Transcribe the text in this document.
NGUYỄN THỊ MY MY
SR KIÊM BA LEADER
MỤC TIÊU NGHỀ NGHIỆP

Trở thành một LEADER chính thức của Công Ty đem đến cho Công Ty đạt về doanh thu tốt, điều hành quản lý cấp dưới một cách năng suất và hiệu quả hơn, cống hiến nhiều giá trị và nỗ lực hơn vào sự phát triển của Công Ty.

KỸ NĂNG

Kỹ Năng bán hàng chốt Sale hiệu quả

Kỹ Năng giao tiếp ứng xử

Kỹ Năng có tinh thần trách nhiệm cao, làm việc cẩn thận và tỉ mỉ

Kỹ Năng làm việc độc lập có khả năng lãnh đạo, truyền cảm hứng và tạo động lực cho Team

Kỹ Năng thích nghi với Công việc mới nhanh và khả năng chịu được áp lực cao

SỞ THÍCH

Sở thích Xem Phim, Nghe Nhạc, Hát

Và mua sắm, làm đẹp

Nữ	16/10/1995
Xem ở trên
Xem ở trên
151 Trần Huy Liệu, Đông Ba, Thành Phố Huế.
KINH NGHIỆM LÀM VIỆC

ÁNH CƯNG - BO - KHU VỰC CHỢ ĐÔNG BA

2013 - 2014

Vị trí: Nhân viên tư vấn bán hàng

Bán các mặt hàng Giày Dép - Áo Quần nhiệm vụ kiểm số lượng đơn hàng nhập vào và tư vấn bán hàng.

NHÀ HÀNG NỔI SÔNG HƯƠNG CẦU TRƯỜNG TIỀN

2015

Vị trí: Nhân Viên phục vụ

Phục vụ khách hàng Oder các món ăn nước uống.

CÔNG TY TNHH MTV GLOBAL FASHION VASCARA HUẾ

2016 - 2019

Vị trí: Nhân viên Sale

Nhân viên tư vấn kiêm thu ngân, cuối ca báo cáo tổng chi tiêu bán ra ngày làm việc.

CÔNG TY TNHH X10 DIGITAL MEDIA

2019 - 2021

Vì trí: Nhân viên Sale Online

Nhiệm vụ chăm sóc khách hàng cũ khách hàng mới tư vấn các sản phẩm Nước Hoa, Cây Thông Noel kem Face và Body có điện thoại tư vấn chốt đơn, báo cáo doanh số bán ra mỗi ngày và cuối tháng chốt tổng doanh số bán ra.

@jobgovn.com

EXERCISE OBJECTIVE ->
Print back all the lines verbatim.

OUTPUT FOR THIS TASK ->
Transcribe the text in this document.
NGUYỄN THỊ MY MY
SR KIÊM BA LEADER
MỤC TIÊU NGHỀ NGHIỆP

Trở thành một LEADER chính thức của Công Ty đem đến cho Công Ty đạt về doanh thu tốt, điều hành quản lý cấp dưới một cách năng suất và hiệu quả hơn, cống hiến nhiều giá trị và nỗ lực hơn vào sự phát triển của Công Ty.

KỸ NĂNG

Kỹ Năng bán hàng chốt Sale hiệu quả

Kỹ Năng giao tiếp ứng xử

Kỹ Năng có tinh thần trách nhiệm cao, làm việc cẩn thận và tỉ mỉ

Kỹ Năng làm việc độc lập có khả năng lãnh đạo, truyền cảm hứng và tạo động lực cho Team

Kỹ Năng thích nghi với Công việc mới nhanh và khả năng chịu được áp lực cao

SỞ THÍCH

Sở thích Xem Phim, Nghe Nhạc, Hát

Và mua sắm, làm đẹp

Nữ	16/10/1995
Xem ở trên
Xem ở trên
151 Trần Huy Liệu, Đông Ba, Thành Phố Huế.
KINH NGHIỆM LÀM VIỆC

ÁNH CƯNG - BO - KHU VỰC CHỢ ĐÔNG BA

2013 - 2014

Vị trí: Nhân viên tư vấn bán hàng

Bán các mặt hàng Giày Dép - Áo Quần nhiệm vụ kiểm số lượng đơn hàng nhập vào và tư vấn bán hàng.

NHÀ HÀNG NỔI SÔNG HƯƠNG CẦU TRƯỜNG TIỀN

2015

Vị trí: Nhân Viên phục vụ

Phục vụ khách hàng Oder các món ăn nước uống.

CÔNG TY TNHH MTV GLOBAL FASHION VASCARA HUẾ

2016 - 2019

Vị trí: Nhân viên Sale

Nhân viên tư vấn kiêm thu ngân, cuối ca báo cáo tổng chi tiêu bán ra ngày làm việc.

CÔNG TY TNHH X10 DIGITAL MEDIA

2019 - 2021

Vì trí: Nhân viên Sale Online

Nhiệm vụ chăm sóc khách hàng cũ khách hàng mới tư vấn các sản phẩm Nước Hoa, Cây Thông Noel kem Face và Body có điện thoại tư vấn chốt đơn, báo cáo doanh số bán ra mỗi ngày và cuối tháng chốt tổng doanh số bán ra.

@jobgovn.com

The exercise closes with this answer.